*** Extracted entries

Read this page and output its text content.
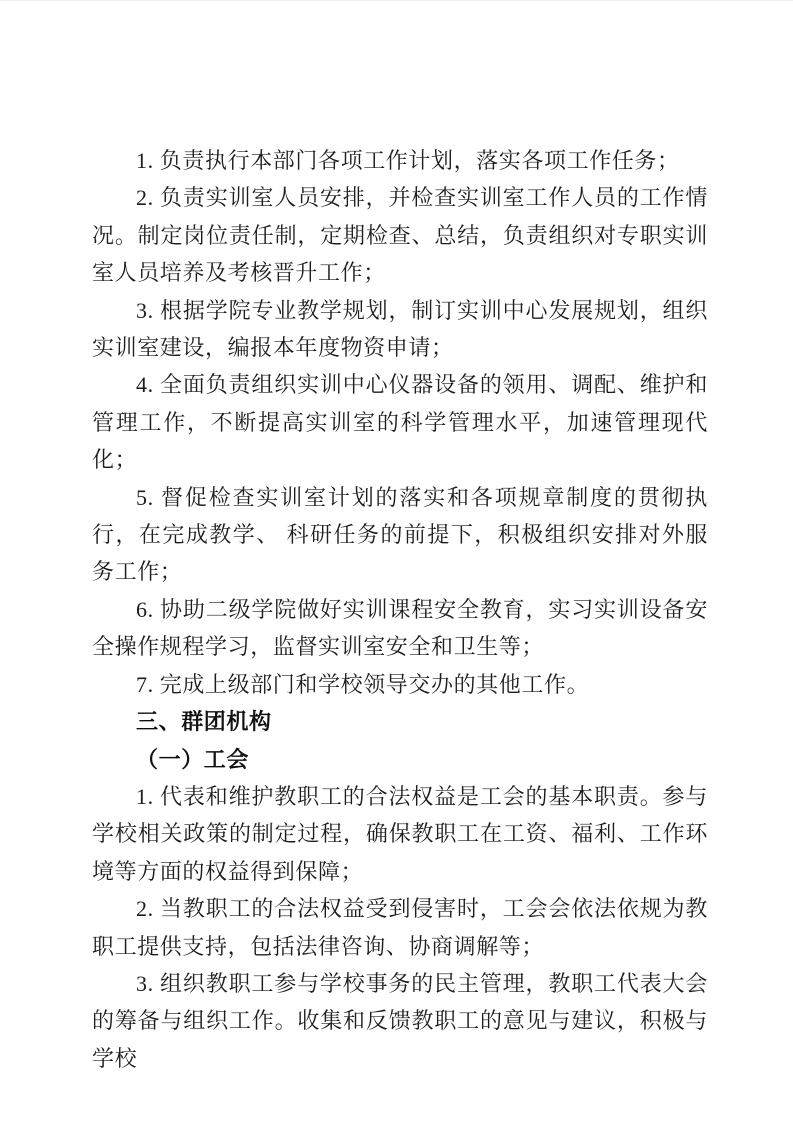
1. 负责执行本部门各项工作计划，落实各项工作任务；

2. 负责实训室人员安排，并检查实训室工作人员的工作情况。制定岗位责任制，定期检查、总结，负责组织对专职实训室人员培养及考核晋升工作；

3. 根据学院专业教学规划，制订实训中心发展规划，组织实训室建设，编报本年度物资申请；

4. 全面负责组织实训中心仪器设备的领用、调配、维护和管理工作，不断提高实训室的科学管理水平，加速管理现代化；

5. 督促检查实训室计划的落实和各项规章制度的贯彻执行，在完成教学、 科研任务的前提下，积极组织安排对外服务工作；

6. 协助二级学院做好实训课程安全教育，实习实训设备安全操作规程学习，监督实训室安全和卫生等；

7. 完成上级部门和学校领导交办的其他工作。

三、群团机构

（一）工会

1. 代表和维护教职工的合法权益是工会的基本职责。参与学校相关政策的制定过程，确保教职工在工资、福利、工作环境等方面的权益得到保障；

2. 当教职工的合法权益受到侵害时，工会会依法依规为教职工提供支持，包括法律咨询、协商调解等；

3. 组织教职工参与学校事务的民主管理，教职工代表大会的筹备与组织工作。收集和反馈教职工的意见与建议，积极与学校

******

Task objective -> In your copy, leave out the pictures and reproduce the material above exactly.

Written solution ->
Read this page and output its text content.
1. 负责执行本部门各项工作计划，落实各项工作任务；

2. 负责实训室人员安排，并检查实训室工作人员的工作情况。制定岗位责任制，定期检查、总结，负责组织对专职实训室人员培养及考核晋升工作；

3. 根据学院专业教学规划，制订实训中心发展规划，组织实训室建设，编报本年度物资申请；

4. 全面负责组织实训中心仪器设备的领用、调配、维护和管理工作，不断提高实训室的科学管理水平，加速管理现代化；

5. 督促检查实训室计划的落实和各项规章制度的贯彻执行，在完成教学、 科研任务的前提下，积极组织安排对外服务工作；

6. 协助二级学院做好实训课程安全教育，实习实训设备安全操作规程学习，监督实训室安全和卫生等；

7. 完成上级部门和学校领导交办的其他工作。

三、群团机构

（一）工会

1. 代表和维护教职工的合法权益是工会的基本职责。参与学校相关政策的制定过程，确保教职工在工资、福利、工作环境等方面的权益得到保障；

2. 当教职工的合法权益受到侵害时，工会会依法依规为教职工提供支持，包括法律咨询、协商调解等；

3. 组织教职工参与学校事务的民主管理，教职工代表大会的筹备与组织工作。收集和反馈教职工的意见与建议，积极与学校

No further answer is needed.